PROMPT
Locate the string "relative" throughout the material and copy every line in which it occurs.

DATA ROWS
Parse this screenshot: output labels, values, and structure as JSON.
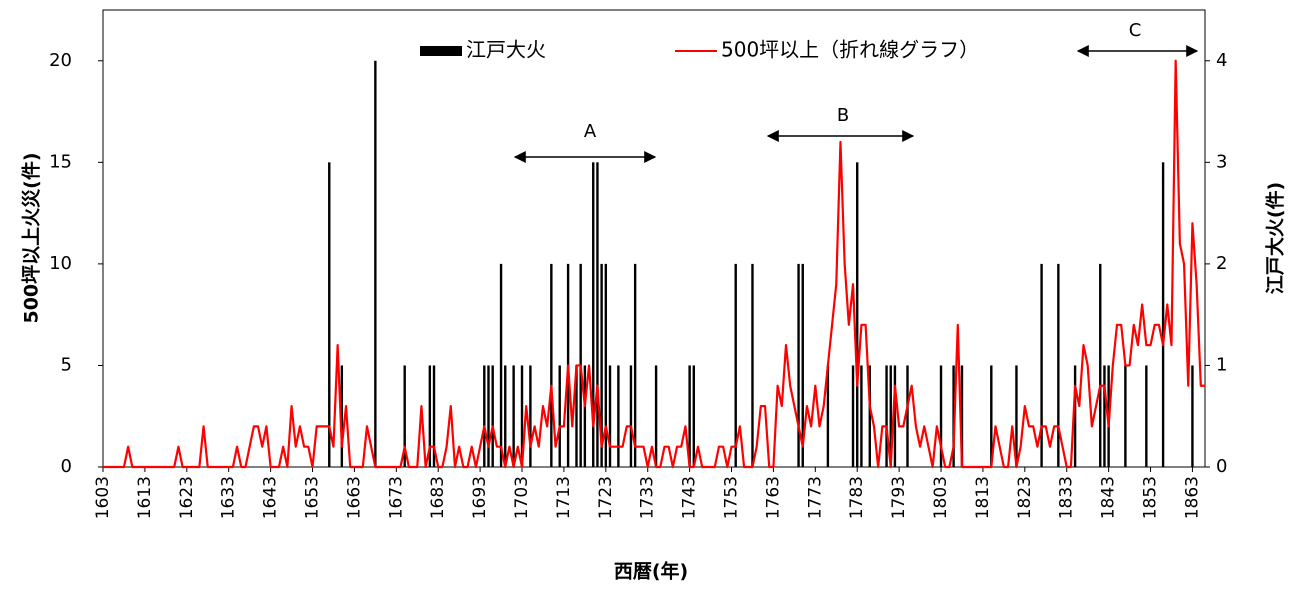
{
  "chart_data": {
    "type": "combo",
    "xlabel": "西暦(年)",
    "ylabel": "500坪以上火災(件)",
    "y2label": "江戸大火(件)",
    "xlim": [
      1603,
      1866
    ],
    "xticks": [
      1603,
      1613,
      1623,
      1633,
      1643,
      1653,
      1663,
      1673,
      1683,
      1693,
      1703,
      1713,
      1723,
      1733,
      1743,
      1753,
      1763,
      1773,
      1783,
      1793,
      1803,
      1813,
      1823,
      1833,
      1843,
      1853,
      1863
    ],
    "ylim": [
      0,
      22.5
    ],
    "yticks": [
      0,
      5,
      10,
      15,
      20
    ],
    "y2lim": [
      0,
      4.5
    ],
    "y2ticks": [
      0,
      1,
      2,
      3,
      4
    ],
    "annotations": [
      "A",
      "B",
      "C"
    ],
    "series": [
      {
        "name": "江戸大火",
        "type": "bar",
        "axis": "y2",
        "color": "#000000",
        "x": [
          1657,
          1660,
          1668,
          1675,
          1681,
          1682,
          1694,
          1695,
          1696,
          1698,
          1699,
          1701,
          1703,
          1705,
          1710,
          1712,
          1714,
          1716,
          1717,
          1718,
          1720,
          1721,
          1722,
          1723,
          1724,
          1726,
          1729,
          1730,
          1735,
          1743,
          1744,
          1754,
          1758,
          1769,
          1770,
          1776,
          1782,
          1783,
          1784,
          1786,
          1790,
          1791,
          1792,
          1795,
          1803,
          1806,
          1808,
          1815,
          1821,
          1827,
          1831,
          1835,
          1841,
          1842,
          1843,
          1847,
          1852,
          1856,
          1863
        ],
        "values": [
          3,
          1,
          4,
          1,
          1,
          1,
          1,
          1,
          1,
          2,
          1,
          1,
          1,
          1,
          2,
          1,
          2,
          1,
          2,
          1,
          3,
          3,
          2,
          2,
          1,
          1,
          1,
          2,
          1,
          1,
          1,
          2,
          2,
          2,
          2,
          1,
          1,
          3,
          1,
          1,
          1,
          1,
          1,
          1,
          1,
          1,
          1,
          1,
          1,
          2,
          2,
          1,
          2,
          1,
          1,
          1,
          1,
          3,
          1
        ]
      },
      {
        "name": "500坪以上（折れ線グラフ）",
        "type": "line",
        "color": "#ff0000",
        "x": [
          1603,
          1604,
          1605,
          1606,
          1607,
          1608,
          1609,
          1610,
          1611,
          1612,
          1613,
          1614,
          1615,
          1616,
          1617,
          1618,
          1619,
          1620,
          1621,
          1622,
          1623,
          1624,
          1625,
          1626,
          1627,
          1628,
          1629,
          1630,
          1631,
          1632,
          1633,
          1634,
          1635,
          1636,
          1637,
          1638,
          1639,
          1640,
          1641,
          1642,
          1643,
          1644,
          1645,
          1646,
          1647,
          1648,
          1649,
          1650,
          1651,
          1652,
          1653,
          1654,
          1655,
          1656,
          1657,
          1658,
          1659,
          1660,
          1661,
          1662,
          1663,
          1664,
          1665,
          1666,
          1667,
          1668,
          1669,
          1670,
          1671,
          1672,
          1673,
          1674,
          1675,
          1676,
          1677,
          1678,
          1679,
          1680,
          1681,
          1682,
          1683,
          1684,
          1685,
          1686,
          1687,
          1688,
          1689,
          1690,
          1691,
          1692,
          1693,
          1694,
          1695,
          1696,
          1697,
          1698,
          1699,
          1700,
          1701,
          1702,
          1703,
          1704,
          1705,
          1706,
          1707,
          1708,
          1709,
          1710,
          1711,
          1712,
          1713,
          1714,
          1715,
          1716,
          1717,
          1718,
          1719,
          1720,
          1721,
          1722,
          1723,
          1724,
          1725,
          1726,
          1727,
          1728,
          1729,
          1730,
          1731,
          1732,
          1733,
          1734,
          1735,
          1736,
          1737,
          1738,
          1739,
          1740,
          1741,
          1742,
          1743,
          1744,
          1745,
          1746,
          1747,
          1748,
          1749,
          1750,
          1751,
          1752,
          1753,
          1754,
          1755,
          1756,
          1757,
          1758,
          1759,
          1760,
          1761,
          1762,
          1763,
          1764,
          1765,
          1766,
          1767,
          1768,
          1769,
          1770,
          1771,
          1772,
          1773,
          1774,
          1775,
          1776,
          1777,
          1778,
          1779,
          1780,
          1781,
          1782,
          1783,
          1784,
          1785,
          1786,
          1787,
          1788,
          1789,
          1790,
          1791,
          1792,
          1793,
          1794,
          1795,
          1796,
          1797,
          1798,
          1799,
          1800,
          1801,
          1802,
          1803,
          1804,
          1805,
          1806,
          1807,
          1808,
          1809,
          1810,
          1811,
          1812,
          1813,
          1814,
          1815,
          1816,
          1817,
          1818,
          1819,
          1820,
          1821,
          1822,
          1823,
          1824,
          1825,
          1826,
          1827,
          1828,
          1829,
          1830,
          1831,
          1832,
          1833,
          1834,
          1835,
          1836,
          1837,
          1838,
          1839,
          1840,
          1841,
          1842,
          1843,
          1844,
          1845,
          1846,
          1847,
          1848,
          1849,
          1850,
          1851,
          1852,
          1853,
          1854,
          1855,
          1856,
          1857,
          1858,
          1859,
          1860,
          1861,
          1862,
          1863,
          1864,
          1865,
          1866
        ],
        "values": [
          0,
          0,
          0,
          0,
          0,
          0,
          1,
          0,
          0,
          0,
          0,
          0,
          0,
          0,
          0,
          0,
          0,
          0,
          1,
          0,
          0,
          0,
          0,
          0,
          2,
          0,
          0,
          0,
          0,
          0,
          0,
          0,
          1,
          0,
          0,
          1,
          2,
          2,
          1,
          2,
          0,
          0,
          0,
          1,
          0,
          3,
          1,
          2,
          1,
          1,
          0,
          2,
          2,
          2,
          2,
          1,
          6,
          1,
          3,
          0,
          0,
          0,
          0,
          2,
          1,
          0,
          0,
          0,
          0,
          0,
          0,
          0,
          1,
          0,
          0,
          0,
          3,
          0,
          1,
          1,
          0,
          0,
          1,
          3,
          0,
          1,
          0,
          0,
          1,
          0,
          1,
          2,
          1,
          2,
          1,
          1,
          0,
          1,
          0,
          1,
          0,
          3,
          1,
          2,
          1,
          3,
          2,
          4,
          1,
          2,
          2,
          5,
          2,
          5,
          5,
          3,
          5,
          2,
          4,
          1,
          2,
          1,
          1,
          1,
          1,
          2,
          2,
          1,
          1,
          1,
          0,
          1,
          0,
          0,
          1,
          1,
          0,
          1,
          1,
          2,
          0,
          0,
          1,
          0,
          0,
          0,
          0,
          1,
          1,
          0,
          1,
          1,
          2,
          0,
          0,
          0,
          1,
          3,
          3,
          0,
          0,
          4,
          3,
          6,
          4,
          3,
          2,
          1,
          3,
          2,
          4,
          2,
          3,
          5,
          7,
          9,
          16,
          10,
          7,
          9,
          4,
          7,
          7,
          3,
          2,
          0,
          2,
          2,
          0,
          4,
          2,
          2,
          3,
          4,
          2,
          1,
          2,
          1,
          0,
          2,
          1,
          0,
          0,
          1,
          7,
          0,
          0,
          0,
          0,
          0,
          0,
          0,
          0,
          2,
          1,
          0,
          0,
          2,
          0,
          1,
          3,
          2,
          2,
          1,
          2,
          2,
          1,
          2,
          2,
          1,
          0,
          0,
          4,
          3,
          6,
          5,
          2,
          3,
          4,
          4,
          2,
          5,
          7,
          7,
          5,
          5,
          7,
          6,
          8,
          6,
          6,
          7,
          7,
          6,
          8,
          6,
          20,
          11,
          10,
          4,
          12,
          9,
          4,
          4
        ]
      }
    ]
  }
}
* * *
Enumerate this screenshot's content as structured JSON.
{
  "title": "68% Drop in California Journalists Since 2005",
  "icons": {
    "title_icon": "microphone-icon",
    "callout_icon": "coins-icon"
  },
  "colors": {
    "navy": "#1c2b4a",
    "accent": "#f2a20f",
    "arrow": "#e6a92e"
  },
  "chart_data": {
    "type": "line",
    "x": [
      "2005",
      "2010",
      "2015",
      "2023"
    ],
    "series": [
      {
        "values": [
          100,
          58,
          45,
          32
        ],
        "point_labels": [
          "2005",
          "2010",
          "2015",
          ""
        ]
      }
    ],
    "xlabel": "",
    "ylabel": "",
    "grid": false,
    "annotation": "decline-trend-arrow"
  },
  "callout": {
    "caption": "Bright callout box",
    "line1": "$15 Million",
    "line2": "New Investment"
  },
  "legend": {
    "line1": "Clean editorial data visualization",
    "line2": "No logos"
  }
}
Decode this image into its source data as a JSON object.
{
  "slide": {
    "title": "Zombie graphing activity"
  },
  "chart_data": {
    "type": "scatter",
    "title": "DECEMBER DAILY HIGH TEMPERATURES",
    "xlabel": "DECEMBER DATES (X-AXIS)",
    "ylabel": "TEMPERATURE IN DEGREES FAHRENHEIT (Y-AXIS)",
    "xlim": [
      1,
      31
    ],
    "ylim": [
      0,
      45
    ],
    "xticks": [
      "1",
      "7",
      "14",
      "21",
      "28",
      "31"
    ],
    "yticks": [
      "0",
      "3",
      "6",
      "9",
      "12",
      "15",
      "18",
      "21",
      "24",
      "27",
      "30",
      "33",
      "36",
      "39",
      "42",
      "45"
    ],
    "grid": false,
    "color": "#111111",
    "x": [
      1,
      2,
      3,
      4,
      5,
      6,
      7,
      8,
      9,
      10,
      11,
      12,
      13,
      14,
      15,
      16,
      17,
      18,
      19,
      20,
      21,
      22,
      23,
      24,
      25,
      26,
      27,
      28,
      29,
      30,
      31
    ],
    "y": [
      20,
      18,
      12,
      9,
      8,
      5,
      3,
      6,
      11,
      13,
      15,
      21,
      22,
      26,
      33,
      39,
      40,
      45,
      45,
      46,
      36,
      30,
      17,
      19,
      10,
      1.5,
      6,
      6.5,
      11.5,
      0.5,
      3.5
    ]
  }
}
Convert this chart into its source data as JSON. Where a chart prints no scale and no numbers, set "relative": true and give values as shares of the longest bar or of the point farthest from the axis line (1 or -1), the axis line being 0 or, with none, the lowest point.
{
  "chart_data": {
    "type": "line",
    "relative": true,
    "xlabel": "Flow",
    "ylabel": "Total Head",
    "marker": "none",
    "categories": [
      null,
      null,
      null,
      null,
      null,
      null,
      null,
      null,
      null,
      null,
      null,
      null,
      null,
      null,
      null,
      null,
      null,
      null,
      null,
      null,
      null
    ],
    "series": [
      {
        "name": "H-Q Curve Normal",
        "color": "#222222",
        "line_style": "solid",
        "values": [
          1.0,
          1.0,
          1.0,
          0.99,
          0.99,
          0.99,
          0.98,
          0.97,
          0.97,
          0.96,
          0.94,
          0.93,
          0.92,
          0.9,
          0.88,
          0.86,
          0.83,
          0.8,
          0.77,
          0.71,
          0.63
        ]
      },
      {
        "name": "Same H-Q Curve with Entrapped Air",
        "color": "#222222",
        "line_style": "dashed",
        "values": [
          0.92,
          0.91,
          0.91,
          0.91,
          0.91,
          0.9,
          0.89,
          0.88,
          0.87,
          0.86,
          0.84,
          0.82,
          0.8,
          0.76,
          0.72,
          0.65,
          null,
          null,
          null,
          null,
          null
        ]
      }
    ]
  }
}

ANSWER FOR THE TASK
Convert this chart into its source data as JSON. Where a chart prints no scale and no numbers, set "relative": true and give values as shares of the longest bar or of the point farthest from the axis line (1 or -1), the axis line being 0 or, with none, the lowest point.
    "relative": true,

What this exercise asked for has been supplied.